**Work to do**:
The records below must be copied in full; omit the images.
***** Input material
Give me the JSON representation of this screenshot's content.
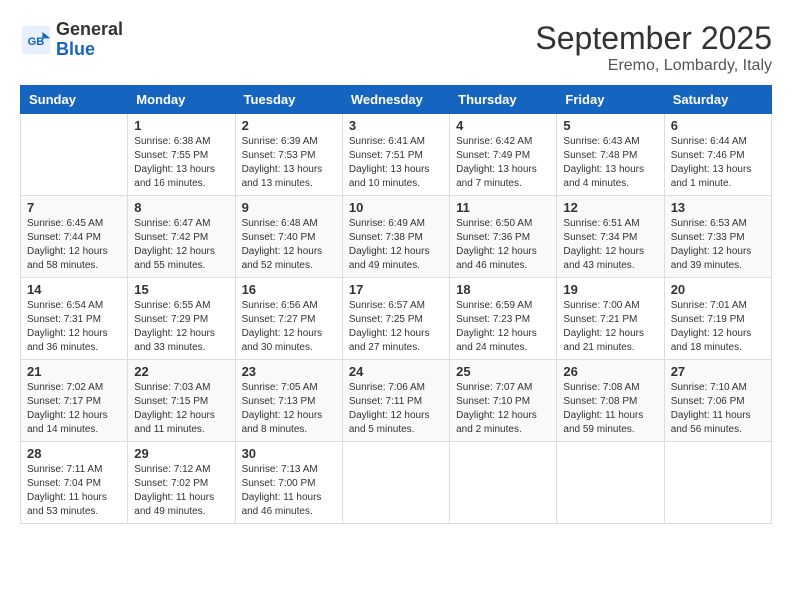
{
  "header": {
    "logo_general": "General",
    "logo_blue": "Blue",
    "month": "September 2025",
    "location": "Eremo, Lombardy, Italy"
  },
  "weekdays": [
    "Sunday",
    "Monday",
    "Tuesday",
    "Wednesday",
    "Thursday",
    "Friday",
    "Saturday"
  ],
  "weeks": [
    [
      {
        "day": "",
        "info": ""
      },
      {
        "day": "1",
        "info": "Sunrise: 6:38 AM\nSunset: 7:55 PM\nDaylight: 13 hours\nand 16 minutes."
      },
      {
        "day": "2",
        "info": "Sunrise: 6:39 AM\nSunset: 7:53 PM\nDaylight: 13 hours\nand 13 minutes."
      },
      {
        "day": "3",
        "info": "Sunrise: 6:41 AM\nSunset: 7:51 PM\nDaylight: 13 hours\nand 10 minutes."
      },
      {
        "day": "4",
        "info": "Sunrise: 6:42 AM\nSunset: 7:49 PM\nDaylight: 13 hours\nand 7 minutes."
      },
      {
        "day": "5",
        "info": "Sunrise: 6:43 AM\nSunset: 7:48 PM\nDaylight: 13 hours\nand 4 minutes."
      },
      {
        "day": "6",
        "info": "Sunrise: 6:44 AM\nSunset: 7:46 PM\nDaylight: 13 hours\nand 1 minute."
      }
    ],
    [
      {
        "day": "7",
        "info": "Sunrise: 6:45 AM\nSunset: 7:44 PM\nDaylight: 12 hours\nand 58 minutes."
      },
      {
        "day": "8",
        "info": "Sunrise: 6:47 AM\nSunset: 7:42 PM\nDaylight: 12 hours\nand 55 minutes."
      },
      {
        "day": "9",
        "info": "Sunrise: 6:48 AM\nSunset: 7:40 PM\nDaylight: 12 hours\nand 52 minutes."
      },
      {
        "day": "10",
        "info": "Sunrise: 6:49 AM\nSunset: 7:38 PM\nDaylight: 12 hours\nand 49 minutes."
      },
      {
        "day": "11",
        "info": "Sunrise: 6:50 AM\nSunset: 7:36 PM\nDaylight: 12 hours\nand 46 minutes."
      },
      {
        "day": "12",
        "info": "Sunrise: 6:51 AM\nSunset: 7:34 PM\nDaylight: 12 hours\nand 43 minutes."
      },
      {
        "day": "13",
        "info": "Sunrise: 6:53 AM\nSunset: 7:33 PM\nDaylight: 12 hours\nand 39 minutes."
      }
    ],
    [
      {
        "day": "14",
        "info": "Sunrise: 6:54 AM\nSunset: 7:31 PM\nDaylight: 12 hours\nand 36 minutes."
      },
      {
        "day": "15",
        "info": "Sunrise: 6:55 AM\nSunset: 7:29 PM\nDaylight: 12 hours\nand 33 minutes."
      },
      {
        "day": "16",
        "info": "Sunrise: 6:56 AM\nSunset: 7:27 PM\nDaylight: 12 hours\nand 30 minutes."
      },
      {
        "day": "17",
        "info": "Sunrise: 6:57 AM\nSunset: 7:25 PM\nDaylight: 12 hours\nand 27 minutes."
      },
      {
        "day": "18",
        "info": "Sunrise: 6:59 AM\nSunset: 7:23 PM\nDaylight: 12 hours\nand 24 minutes."
      },
      {
        "day": "19",
        "info": "Sunrise: 7:00 AM\nSunset: 7:21 PM\nDaylight: 12 hours\nand 21 minutes."
      },
      {
        "day": "20",
        "info": "Sunrise: 7:01 AM\nSunset: 7:19 PM\nDaylight: 12 hours\nand 18 minutes."
      }
    ],
    [
      {
        "day": "21",
        "info": "Sunrise: 7:02 AM\nSunset: 7:17 PM\nDaylight: 12 hours\nand 14 minutes."
      },
      {
        "day": "22",
        "info": "Sunrise: 7:03 AM\nSunset: 7:15 PM\nDaylight: 12 hours\nand 11 minutes."
      },
      {
        "day": "23",
        "info": "Sunrise: 7:05 AM\nSunset: 7:13 PM\nDaylight: 12 hours\nand 8 minutes."
      },
      {
        "day": "24",
        "info": "Sunrise: 7:06 AM\nSunset: 7:11 PM\nDaylight: 12 hours\nand 5 minutes."
      },
      {
        "day": "25",
        "info": "Sunrise: 7:07 AM\nSunset: 7:10 PM\nDaylight: 12 hours\nand 2 minutes."
      },
      {
        "day": "26",
        "info": "Sunrise: 7:08 AM\nSunset: 7:08 PM\nDaylight: 11 hours\nand 59 minutes."
      },
      {
        "day": "27",
        "info": "Sunrise: 7:10 AM\nSunset: 7:06 PM\nDaylight: 11 hours\nand 56 minutes."
      }
    ],
    [
      {
        "day": "28",
        "info": "Sunrise: 7:11 AM\nSunset: 7:04 PM\nDaylight: 11 hours\nand 53 minutes."
      },
      {
        "day": "29",
        "info": "Sunrise: 7:12 AM\nSunset: 7:02 PM\nDaylight: 11 hours\nand 49 minutes."
      },
      {
        "day": "30",
        "info": "Sunrise: 7:13 AM\nSunset: 7:00 PM\nDaylight: 11 hours\nand 46 minutes."
      },
      {
        "day": "",
        "info": ""
      },
      {
        "day": "",
        "info": ""
      },
      {
        "day": "",
        "info": ""
      },
      {
        "day": "",
        "info": ""
      }
    ]
  ]
}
**********
**Solution to this problem**:
Give me the JSON representation of this screenshot's content.
{
  "header": {
    "logo_general": "General",
    "logo_blue": "Blue",
    "month": "September 2025",
    "location": "Eremo, Lombardy, Italy"
  },
  "weekdays": [
    "Sunday",
    "Monday",
    "Tuesday",
    "Wednesday",
    "Thursday",
    "Friday",
    "Saturday"
  ],
  "weeks": [
    [
      {
        "day": "",
        "info": ""
      },
      {
        "day": "1",
        "info": "Sunrise: 6:38 AM\nSunset: 7:55 PM\nDaylight: 13 hours\nand 16 minutes."
      },
      {
        "day": "2",
        "info": "Sunrise: 6:39 AM\nSunset: 7:53 PM\nDaylight: 13 hours\nand 13 minutes."
      },
      {
        "day": "3",
        "info": "Sunrise: 6:41 AM\nSunset: 7:51 PM\nDaylight: 13 hours\nand 10 minutes."
      },
      {
        "day": "4",
        "info": "Sunrise: 6:42 AM\nSunset: 7:49 PM\nDaylight: 13 hours\nand 7 minutes."
      },
      {
        "day": "5",
        "info": "Sunrise: 6:43 AM\nSunset: 7:48 PM\nDaylight: 13 hours\nand 4 minutes."
      },
      {
        "day": "6",
        "info": "Sunrise: 6:44 AM\nSunset: 7:46 PM\nDaylight: 13 hours\nand 1 minute."
      }
    ],
    [
      {
        "day": "7",
        "info": "Sunrise: 6:45 AM\nSunset: 7:44 PM\nDaylight: 12 hours\nand 58 minutes."
      },
      {
        "day": "8",
        "info": "Sunrise: 6:47 AM\nSunset: 7:42 PM\nDaylight: 12 hours\nand 55 minutes."
      },
      {
        "day": "9",
        "info": "Sunrise: 6:48 AM\nSunset: 7:40 PM\nDaylight: 12 hours\nand 52 minutes."
      },
      {
        "day": "10",
        "info": "Sunrise: 6:49 AM\nSunset: 7:38 PM\nDaylight: 12 hours\nand 49 minutes."
      },
      {
        "day": "11",
        "info": "Sunrise: 6:50 AM\nSunset: 7:36 PM\nDaylight: 12 hours\nand 46 minutes."
      },
      {
        "day": "12",
        "info": "Sunrise: 6:51 AM\nSunset: 7:34 PM\nDaylight: 12 hours\nand 43 minutes."
      },
      {
        "day": "13",
        "info": "Sunrise: 6:53 AM\nSunset: 7:33 PM\nDaylight: 12 hours\nand 39 minutes."
      }
    ],
    [
      {
        "day": "14",
        "info": "Sunrise: 6:54 AM\nSunset: 7:31 PM\nDaylight: 12 hours\nand 36 minutes."
      },
      {
        "day": "15",
        "info": "Sunrise: 6:55 AM\nSunset: 7:29 PM\nDaylight: 12 hours\nand 33 minutes."
      },
      {
        "day": "16",
        "info": "Sunrise: 6:56 AM\nSunset: 7:27 PM\nDaylight: 12 hours\nand 30 minutes."
      },
      {
        "day": "17",
        "info": "Sunrise: 6:57 AM\nSunset: 7:25 PM\nDaylight: 12 hours\nand 27 minutes."
      },
      {
        "day": "18",
        "info": "Sunrise: 6:59 AM\nSunset: 7:23 PM\nDaylight: 12 hours\nand 24 minutes."
      },
      {
        "day": "19",
        "info": "Sunrise: 7:00 AM\nSunset: 7:21 PM\nDaylight: 12 hours\nand 21 minutes."
      },
      {
        "day": "20",
        "info": "Sunrise: 7:01 AM\nSunset: 7:19 PM\nDaylight: 12 hours\nand 18 minutes."
      }
    ],
    [
      {
        "day": "21",
        "info": "Sunrise: 7:02 AM\nSunset: 7:17 PM\nDaylight: 12 hours\nand 14 minutes."
      },
      {
        "day": "22",
        "info": "Sunrise: 7:03 AM\nSunset: 7:15 PM\nDaylight: 12 hours\nand 11 minutes."
      },
      {
        "day": "23",
        "info": "Sunrise: 7:05 AM\nSunset: 7:13 PM\nDaylight: 12 hours\nand 8 minutes."
      },
      {
        "day": "24",
        "info": "Sunrise: 7:06 AM\nSunset: 7:11 PM\nDaylight: 12 hours\nand 5 minutes."
      },
      {
        "day": "25",
        "info": "Sunrise: 7:07 AM\nSunset: 7:10 PM\nDaylight: 12 hours\nand 2 minutes."
      },
      {
        "day": "26",
        "info": "Sunrise: 7:08 AM\nSunset: 7:08 PM\nDaylight: 11 hours\nand 59 minutes."
      },
      {
        "day": "27",
        "info": "Sunrise: 7:10 AM\nSunset: 7:06 PM\nDaylight: 11 hours\nand 56 minutes."
      }
    ],
    [
      {
        "day": "28",
        "info": "Sunrise: 7:11 AM\nSunset: 7:04 PM\nDaylight: 11 hours\nand 53 minutes."
      },
      {
        "day": "29",
        "info": "Sunrise: 7:12 AM\nSunset: 7:02 PM\nDaylight: 11 hours\nand 49 minutes."
      },
      {
        "day": "30",
        "info": "Sunrise: 7:13 AM\nSunset: 7:00 PM\nDaylight: 11 hours\nand 46 minutes."
      },
      {
        "day": "",
        "info": ""
      },
      {
        "day": "",
        "info": ""
      },
      {
        "day": "",
        "info": ""
      },
      {
        "day": "",
        "info": ""
      }
    ]
  ]
}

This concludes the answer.